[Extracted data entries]
◆ ◆ ◆ ◆
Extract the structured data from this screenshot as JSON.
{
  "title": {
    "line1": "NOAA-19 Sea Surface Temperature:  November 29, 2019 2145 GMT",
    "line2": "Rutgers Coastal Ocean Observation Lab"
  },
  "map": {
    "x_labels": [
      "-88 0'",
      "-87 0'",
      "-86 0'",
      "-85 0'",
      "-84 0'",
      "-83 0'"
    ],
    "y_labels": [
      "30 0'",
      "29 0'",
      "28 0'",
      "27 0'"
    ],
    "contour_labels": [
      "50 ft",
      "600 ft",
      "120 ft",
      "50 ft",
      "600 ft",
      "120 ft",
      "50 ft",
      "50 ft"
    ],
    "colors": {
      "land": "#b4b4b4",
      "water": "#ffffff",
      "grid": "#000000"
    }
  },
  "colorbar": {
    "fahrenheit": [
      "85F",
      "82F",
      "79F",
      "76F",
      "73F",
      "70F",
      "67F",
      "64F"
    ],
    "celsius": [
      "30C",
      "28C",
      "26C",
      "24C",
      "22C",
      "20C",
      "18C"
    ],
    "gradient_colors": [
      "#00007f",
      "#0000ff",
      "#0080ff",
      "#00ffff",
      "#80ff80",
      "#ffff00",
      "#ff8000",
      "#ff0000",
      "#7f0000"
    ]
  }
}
◆ ◆ ◆ ◆
■ Set problem
Each record above should be output again exactly.

■ Result of the exercise
Extract the structured data from this screenshot as JSON.
{
  "title": {
    "line1": "NOAA-19 Sea Surface Temperature:  November 29, 2019 2145 GMT",
    "line2": "Rutgers Coastal Ocean Observation Lab"
  },
  "map": {
    "x_labels": [
      "-88 0'",
      "-87 0'",
      "-86 0'",
      "-85 0'",
      "-84 0'",
      "-83 0'"
    ],
    "y_labels": [
      "30 0'",
      "29 0'",
      "28 0'",
      "27 0'"
    ],
    "contour_labels": [
      "50 ft",
      "600 ft",
      "120 ft",
      "50 ft",
      "600 ft",
      "120 ft",
      "50 ft",
      "50 ft"
    ],
    "colors": {
      "land": "#b4b4b4",
      "water": "#ffffff",
      "grid": "#000000"
    }
  },
  "colorbar": {
    "fahrenheit": [
      "85F",
      "82F",
      "79F",
      "76F",
      "73F",
      "70F",
      "67F",
      "64F"
    ],
    "celsius": [
      "30C",
      "28C",
      "26C",
      "24C",
      "22C",
      "20C",
      "18C"
    ],
    "gradient_colors": [
      "#00007f",
      "#0000ff",
      "#0080ff",
      "#00ffff",
      "#80ff80",
      "#ffff00",
      "#ff8000",
      "#ff0000",
      "#7f0000"
    ]
  }
}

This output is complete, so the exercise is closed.